[START DATA TO PROCESS]

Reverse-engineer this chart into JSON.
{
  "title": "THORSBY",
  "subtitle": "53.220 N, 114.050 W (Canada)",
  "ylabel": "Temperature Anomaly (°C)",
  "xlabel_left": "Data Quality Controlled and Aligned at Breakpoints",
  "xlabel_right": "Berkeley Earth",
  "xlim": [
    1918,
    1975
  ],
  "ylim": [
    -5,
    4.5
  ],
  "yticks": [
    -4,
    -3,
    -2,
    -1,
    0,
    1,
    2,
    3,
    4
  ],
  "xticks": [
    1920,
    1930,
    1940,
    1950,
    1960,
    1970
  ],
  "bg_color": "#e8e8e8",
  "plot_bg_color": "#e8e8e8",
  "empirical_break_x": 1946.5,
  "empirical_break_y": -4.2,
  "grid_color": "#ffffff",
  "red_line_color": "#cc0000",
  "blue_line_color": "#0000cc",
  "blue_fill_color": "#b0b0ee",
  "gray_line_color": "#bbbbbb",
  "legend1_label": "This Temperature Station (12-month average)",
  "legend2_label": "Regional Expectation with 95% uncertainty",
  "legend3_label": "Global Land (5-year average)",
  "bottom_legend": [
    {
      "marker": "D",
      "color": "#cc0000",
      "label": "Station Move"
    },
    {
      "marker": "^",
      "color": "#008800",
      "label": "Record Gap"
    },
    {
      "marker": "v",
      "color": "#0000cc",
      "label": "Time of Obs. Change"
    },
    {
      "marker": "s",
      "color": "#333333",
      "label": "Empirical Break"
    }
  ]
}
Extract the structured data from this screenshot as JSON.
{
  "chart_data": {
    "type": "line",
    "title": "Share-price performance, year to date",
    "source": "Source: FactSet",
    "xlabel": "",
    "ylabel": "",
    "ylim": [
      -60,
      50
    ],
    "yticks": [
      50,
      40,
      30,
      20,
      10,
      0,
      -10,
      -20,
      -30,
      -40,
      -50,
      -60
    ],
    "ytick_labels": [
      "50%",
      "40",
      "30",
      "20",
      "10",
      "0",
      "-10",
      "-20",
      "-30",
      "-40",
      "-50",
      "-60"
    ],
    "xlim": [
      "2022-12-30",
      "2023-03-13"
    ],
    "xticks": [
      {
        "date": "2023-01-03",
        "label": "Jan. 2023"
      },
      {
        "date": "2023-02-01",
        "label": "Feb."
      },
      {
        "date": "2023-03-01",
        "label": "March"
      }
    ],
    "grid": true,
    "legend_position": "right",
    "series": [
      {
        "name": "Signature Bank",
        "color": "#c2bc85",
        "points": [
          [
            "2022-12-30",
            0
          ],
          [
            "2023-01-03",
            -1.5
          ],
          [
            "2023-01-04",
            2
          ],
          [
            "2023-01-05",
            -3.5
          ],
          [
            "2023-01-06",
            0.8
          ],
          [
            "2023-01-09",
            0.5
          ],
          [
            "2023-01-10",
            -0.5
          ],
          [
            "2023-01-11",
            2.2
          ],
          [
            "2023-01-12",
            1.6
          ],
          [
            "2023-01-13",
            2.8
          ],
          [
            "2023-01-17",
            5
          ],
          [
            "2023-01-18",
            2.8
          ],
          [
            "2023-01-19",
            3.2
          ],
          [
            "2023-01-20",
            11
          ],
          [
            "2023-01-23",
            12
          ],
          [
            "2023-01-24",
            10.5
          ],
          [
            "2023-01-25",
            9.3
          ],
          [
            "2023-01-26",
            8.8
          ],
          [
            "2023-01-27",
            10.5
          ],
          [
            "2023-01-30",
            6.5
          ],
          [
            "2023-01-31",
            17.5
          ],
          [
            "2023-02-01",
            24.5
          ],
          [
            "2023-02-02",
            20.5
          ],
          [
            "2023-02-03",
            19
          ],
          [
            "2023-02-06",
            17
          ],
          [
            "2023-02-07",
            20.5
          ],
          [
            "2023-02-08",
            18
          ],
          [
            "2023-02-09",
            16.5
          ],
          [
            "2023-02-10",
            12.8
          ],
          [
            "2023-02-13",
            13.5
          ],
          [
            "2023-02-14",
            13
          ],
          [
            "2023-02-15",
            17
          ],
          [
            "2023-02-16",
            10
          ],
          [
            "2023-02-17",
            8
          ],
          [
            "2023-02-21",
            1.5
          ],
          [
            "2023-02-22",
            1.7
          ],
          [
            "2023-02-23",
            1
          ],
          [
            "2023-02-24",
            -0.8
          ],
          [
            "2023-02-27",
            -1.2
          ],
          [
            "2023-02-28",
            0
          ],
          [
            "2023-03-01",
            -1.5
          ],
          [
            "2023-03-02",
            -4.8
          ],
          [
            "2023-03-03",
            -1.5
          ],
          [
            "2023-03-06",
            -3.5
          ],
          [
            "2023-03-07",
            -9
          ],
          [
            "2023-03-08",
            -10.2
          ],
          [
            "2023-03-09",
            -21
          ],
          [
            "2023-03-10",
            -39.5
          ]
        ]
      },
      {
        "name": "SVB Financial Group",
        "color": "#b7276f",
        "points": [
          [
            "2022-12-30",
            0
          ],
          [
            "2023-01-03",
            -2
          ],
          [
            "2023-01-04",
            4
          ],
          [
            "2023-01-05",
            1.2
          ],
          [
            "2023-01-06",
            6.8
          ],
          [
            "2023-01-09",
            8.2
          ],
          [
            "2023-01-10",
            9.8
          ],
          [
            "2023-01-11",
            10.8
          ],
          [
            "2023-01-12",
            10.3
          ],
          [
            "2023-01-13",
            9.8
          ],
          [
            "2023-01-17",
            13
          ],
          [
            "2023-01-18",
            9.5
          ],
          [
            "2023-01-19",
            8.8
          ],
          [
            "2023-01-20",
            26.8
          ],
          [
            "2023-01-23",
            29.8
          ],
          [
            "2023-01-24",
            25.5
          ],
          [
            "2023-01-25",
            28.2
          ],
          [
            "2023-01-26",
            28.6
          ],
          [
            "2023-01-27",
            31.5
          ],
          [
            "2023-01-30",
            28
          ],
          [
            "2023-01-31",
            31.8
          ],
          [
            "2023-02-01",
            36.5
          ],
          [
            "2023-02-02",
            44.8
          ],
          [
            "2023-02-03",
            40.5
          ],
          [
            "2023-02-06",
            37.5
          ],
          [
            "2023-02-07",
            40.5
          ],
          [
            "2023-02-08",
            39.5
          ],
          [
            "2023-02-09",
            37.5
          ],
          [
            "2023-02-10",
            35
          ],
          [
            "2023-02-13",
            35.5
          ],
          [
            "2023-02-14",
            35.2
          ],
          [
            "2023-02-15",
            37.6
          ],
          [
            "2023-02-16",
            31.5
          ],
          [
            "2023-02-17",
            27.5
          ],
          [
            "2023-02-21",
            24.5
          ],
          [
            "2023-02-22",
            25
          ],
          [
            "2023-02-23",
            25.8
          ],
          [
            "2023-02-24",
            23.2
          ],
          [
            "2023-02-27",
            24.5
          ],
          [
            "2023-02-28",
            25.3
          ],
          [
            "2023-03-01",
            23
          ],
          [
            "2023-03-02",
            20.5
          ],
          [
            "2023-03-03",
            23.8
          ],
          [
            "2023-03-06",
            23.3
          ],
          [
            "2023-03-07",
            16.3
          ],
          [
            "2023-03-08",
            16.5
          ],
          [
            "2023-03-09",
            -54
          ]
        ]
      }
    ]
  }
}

[END DATA TO PROCESS]

Scan the listing above. Gather each line that contains the word "JSON".

Reverse-engineer this chart into JSON.
Extract the structured data from this screenshot as JSON.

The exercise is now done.